**DIRECTIVE**. Using the listing below, please gather every line containing the word "stanęła".

**DATA ENTRIES**.
#####
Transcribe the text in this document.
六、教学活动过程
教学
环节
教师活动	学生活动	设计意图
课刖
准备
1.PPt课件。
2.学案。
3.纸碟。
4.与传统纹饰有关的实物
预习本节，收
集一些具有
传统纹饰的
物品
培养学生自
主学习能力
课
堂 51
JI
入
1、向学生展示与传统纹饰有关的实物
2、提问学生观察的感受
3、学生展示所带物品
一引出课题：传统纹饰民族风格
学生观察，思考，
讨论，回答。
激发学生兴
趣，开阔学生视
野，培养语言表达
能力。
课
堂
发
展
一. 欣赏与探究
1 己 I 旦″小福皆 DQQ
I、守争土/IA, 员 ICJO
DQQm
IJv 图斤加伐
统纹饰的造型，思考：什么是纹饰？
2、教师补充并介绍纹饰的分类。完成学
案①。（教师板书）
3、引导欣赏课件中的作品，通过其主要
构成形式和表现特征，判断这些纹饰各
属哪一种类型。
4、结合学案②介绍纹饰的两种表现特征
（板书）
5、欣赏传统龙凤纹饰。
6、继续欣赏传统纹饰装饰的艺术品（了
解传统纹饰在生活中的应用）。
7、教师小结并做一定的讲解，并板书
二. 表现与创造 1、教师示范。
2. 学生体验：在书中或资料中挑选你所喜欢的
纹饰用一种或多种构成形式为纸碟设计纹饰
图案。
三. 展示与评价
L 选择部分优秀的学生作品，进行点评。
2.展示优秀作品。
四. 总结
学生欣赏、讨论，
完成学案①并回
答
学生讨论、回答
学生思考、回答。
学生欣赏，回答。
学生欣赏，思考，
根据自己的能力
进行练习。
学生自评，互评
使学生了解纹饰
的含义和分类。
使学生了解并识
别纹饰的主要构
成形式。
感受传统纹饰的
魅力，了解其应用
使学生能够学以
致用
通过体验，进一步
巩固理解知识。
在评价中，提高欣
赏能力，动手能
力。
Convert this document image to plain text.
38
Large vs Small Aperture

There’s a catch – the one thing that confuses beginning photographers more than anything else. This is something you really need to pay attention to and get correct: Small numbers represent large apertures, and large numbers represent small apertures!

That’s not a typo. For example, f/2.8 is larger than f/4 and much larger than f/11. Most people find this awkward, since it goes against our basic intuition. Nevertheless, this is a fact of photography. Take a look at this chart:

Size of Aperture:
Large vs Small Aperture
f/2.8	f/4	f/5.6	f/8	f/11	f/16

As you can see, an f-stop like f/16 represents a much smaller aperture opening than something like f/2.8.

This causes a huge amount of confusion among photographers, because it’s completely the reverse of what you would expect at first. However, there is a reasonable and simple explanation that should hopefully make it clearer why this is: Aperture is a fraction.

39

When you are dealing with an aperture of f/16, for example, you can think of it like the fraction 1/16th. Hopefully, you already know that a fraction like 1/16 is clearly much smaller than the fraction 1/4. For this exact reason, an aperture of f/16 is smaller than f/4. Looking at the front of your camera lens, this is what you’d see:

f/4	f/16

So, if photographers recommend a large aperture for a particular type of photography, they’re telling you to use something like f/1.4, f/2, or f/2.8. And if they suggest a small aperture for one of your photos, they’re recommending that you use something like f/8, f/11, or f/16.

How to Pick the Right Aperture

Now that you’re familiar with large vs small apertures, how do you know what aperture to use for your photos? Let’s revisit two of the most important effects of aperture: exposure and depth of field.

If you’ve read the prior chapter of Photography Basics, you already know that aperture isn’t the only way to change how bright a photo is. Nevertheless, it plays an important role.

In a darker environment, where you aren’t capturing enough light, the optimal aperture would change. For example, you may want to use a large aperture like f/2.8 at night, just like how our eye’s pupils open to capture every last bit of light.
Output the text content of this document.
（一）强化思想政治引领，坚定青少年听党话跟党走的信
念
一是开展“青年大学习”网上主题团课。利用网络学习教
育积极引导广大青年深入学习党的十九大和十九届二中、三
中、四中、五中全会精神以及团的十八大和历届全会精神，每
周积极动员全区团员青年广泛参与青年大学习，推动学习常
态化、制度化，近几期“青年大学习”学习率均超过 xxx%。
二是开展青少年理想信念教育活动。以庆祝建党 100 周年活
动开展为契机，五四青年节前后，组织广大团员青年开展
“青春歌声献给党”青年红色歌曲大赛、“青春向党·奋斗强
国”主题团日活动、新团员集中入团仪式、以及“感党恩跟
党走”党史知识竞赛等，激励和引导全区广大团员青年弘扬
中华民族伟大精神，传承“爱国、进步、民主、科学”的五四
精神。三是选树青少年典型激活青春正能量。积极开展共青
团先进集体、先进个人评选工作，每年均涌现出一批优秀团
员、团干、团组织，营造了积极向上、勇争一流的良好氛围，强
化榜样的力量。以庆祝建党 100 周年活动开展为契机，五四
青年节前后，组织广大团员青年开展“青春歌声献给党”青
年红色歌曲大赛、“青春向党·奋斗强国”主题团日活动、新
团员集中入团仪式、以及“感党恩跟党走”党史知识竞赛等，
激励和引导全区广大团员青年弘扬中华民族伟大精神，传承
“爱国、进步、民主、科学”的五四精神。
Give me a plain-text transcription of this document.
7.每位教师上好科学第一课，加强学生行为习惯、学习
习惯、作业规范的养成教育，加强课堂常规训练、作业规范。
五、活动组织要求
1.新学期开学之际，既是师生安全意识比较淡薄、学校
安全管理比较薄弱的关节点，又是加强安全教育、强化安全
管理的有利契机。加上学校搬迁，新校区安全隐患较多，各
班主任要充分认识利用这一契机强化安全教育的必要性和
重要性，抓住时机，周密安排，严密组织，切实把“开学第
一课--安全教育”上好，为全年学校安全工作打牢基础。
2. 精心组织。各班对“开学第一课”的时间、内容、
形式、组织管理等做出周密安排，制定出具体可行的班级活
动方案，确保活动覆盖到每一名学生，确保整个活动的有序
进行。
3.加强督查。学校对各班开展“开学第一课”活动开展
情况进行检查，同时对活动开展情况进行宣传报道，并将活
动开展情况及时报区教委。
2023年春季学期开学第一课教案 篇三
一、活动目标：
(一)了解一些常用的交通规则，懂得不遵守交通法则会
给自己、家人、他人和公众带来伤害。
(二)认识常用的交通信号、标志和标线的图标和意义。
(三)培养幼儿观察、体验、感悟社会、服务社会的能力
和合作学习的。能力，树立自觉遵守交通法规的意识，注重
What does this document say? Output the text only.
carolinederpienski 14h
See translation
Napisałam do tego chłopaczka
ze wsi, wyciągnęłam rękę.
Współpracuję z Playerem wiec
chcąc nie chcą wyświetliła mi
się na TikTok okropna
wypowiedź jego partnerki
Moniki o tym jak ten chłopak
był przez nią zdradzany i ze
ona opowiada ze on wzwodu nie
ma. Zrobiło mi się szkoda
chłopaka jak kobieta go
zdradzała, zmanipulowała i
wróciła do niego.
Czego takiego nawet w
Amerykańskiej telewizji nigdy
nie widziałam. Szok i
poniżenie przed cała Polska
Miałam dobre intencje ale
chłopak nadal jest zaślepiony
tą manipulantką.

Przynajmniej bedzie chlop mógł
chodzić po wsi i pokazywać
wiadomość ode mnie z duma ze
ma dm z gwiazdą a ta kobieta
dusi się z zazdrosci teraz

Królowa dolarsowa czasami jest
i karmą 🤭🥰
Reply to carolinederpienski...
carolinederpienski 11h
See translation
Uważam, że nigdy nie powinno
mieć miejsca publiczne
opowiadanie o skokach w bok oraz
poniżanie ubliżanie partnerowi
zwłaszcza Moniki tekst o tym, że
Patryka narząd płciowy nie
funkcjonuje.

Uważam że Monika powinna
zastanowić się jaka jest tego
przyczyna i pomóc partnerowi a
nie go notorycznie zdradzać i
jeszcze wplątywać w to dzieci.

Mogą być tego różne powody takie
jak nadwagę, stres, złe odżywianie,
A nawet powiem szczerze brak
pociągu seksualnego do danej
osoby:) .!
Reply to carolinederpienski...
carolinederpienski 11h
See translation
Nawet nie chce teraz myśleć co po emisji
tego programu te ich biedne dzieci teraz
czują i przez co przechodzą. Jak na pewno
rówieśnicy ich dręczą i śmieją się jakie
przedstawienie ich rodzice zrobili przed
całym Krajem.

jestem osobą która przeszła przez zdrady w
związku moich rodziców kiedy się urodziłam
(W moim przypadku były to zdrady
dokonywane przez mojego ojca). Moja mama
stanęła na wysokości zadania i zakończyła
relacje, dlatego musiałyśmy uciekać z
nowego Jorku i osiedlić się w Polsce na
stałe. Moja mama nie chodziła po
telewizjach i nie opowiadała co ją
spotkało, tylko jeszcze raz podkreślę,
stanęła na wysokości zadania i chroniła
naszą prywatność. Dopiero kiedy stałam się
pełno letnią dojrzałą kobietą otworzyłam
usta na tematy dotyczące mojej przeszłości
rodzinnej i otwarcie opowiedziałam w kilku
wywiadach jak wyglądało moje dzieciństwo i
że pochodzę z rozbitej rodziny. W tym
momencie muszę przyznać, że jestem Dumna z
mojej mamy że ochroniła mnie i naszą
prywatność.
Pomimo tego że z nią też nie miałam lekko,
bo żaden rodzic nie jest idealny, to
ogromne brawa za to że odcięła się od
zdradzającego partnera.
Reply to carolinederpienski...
#####
**THE COMPLETED TASK**.
stanęła na wysokości zadania i zakończyła
stanęła na wysokości zadania i chroniła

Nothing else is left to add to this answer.